Windows 8 and up has pretty good network management for mobile networks.. you can set it as "metered" if its limited.

http://windows.microsoft.com/en-US/windows-8/metered-internet-connections-frequently-asked-questions

Thanks, so this is a mode where the OS generally tries to be frugal by among others only downloading priority updates, stopping apps from automatically (?) downloading, stopping to update tiles, and stopping to download files from the (Microsoft ?) cloud. Plus it exposes also options for Sync, Device Setup, and Search Suggestions.

Interestingly, the Surface (Pro), the one (non-phone) Windows device that most likely would be used away from WiFi doesn't have an option of a built-in cell modem. Do you know any Windows devices that have one?

▶ [Information given]
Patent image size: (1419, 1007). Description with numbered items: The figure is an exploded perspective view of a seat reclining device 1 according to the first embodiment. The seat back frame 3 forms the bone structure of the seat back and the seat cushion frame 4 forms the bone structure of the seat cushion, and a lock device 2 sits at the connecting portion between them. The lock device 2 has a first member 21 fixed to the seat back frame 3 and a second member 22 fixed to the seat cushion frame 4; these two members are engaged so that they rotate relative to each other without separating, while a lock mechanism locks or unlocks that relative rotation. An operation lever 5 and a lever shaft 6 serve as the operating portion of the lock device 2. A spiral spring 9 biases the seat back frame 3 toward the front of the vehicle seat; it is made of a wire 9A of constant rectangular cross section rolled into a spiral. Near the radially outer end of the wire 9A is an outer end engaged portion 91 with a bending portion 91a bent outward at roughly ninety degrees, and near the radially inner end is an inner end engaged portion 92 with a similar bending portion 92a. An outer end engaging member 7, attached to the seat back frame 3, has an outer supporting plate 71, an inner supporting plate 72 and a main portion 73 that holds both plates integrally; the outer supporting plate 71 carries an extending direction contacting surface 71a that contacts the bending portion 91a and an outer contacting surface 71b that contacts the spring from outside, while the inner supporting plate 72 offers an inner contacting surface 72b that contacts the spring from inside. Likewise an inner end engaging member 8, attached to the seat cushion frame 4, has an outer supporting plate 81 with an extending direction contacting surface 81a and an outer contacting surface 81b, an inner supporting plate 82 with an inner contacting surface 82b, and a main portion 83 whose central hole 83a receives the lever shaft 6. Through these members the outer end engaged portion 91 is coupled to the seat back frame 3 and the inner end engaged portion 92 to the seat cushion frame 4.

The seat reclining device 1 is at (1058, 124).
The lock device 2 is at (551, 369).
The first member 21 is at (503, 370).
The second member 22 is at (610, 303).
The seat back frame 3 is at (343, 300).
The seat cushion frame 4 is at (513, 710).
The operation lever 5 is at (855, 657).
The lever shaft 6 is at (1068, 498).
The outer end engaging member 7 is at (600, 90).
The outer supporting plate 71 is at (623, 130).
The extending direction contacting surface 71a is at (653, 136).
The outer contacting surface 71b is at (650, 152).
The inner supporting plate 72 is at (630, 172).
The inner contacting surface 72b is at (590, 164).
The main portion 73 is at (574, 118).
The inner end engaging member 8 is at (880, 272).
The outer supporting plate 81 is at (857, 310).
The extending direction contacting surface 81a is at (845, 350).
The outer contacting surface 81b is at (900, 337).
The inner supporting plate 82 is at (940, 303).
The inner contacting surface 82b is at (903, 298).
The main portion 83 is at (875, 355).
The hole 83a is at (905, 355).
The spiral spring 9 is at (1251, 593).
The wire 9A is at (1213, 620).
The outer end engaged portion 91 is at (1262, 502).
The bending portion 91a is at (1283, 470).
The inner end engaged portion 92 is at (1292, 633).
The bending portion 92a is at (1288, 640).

--

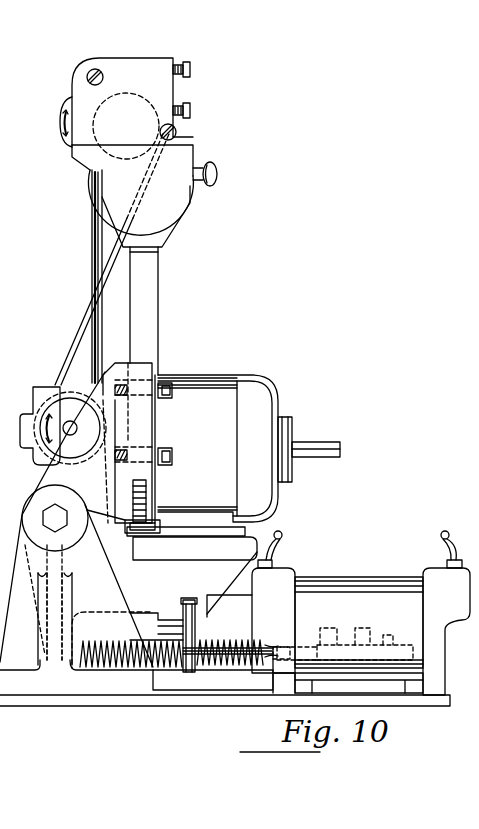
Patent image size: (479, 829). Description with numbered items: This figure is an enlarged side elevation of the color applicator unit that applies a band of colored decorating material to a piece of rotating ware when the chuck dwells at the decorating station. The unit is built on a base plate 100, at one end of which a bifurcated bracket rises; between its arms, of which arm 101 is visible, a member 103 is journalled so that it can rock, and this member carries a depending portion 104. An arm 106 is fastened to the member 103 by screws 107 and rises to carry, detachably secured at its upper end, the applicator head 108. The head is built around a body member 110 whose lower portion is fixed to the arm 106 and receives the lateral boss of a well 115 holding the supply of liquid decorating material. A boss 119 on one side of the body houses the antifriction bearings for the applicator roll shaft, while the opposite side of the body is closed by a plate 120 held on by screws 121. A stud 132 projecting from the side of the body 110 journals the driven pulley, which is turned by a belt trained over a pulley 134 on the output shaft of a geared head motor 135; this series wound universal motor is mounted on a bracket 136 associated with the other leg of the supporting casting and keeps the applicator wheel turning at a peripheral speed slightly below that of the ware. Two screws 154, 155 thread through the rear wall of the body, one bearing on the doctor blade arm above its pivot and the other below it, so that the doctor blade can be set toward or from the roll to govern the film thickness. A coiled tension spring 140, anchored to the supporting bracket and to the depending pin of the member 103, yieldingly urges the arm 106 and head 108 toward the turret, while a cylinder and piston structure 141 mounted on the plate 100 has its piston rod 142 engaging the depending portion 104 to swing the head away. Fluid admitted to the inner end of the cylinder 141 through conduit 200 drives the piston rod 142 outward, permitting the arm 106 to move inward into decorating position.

▶ [Task description]
Answer these from the text on metered connections:
1. Which versions of Windows does it credit with pretty good network management for mobile networks?
2. What can a limited connection be set as?
3. Which device does it say lacks the option of a built-in cell modem?
Rely only on the text on metered connections, not on the material.

▶ [Reply]
1. Windows 8 and up.
2. "Metered."
3. The Surface (Pro).